本文抜粋:
━━━━━━━━━━━━━━━━━━━━━━━━━━━━━━

Overview
諸井伸吾氏(以下、諸井):アバントグループ 執行役員・グループCSO・IR室長の諸井です。私から、主に会社概要と中間決算についてご説明します。
また、決算だけでなく、現在進行中の中期経営計画に関してもご説明できればと思います。
アバントグループは1997年に設立されました。規模としては、現在の従業員数は連結で1,500名を超えており、2024年6月期の売上高は244億円となっています。
会社紹介 アバントグループについて
諸井:我々は、ソフトウエアがメインの会社になります。スライド一番左側の「主なソフトウエア」に記載があるように、メインは自社ソフトウエアになりますが、他社のソフトウエアも活用しながら事業を行っています。
グループ会社は、主要な事業会社として5社あります。
事業は、3つのセグメントで展開しています。1つ目の連結決算開示事業は当社の祖業であり、ソフトウエアビジネスとアウトソーシングビジネスを融合させたビジネスモデルとなっています。連結決算システムの「DivaSystem LCA」は、40パーセントを超えるトップシェアを誇っています。
2つ目の経営管理ソリューション事業は、一般的には管理会計と言われる領域のビジネスになります。また、今期設立した株式会社VISTAによるサービスもこの事業に含まれています。

━━━━━━━━━━━━━━━━━━━━━━━━━━━━━━

作業内容:
a: アバントグループの説明について、次の問いに答えること。
(i) アバントグループが設立された年はいつか。
(ii) 主要な事業会社として挙げられているグループ会社は何社か。
(iii) 連結決算システム「DivaSystem LCA」のシェアはどう述べられているか。
b: アバントグループの説明を、最後の文の後から書き継ぐこと。

データ:

━━━━━━━━━━━━━━━━━━━━━━━━━━━━━━

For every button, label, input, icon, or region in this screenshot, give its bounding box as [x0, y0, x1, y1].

━━━━━━━━━━━━━━━━━━━━━━━━━━━━━━

各タスクの解答:
a:
(i) 1997年
(ii) 5社
(iii) 40パーセントを超えるトップシェア

b:
3つ目のDX推進事業は、会計における直接的な部分だけでなく、例えば、データプラットフォームを開発する際の導入部分のコンサルティング等を行う事業になります。グループ会社の1つであるZEALという会社が事業を担っています。
現状、この3つのセグメントの規模は同程度となっています。
アバントグループの理念体系
諸井:我々の理念体系です。ビジョンは「BE GLOBAL~世界に通用するソフトウエア会社~」です。具体的に目指す先として、「企業価値の向上に役立つソフトウエア会社になる」ということを掲げています。
また、それを実現するために、ソフトウエアを中心とした戦略を展開していこうということで、「ソフトウエアドリブン戦略」を掲げ、中期経営計画を作っています。ですので、中期経営計画「BE GLOBAL 2028」の名称においても、当社のビジョンである「BE GLOBAL」を使用しています。
アバントグループはBE GLOBAL実現に向けた次の5年へ
諸井:売上高と営業利益の推移です。時価総額は、直近の通期決算時には500億円程度でしたが、それを開示して以降、時価総額は伸びる傾向にあり、800億円ほどに達した時もありましたが、現状は700億円台を推移しています。
次に、中間決算の財務報告と中期経営計画の「BE GLOBAL 2028」の進捗についてお話しします。
2025年6月期 第2四半期累計 決算ハイライト
諸井:財務報告です。スライドは2025年6月期第2四半期累計の決算ハイライトになります。
売上高は140億1,100万円で前年同期比19.3パーセント増、営業利益は25億3,700万円で前年同期比34.2パーセント増、当期純利益が15億8,400万円と、順調に推移しています。
今期の業績予想は、売上高288億円、営業利益49億円で、ともに前年同期比20パーセント弱程度の成長率を予想しています。こちらのガイダンスに変更点はありません。
決算概要
諸井:スライドは2025年6月期第2四半期単体と累計になりますが、それほど大きな傾向の違いはありません。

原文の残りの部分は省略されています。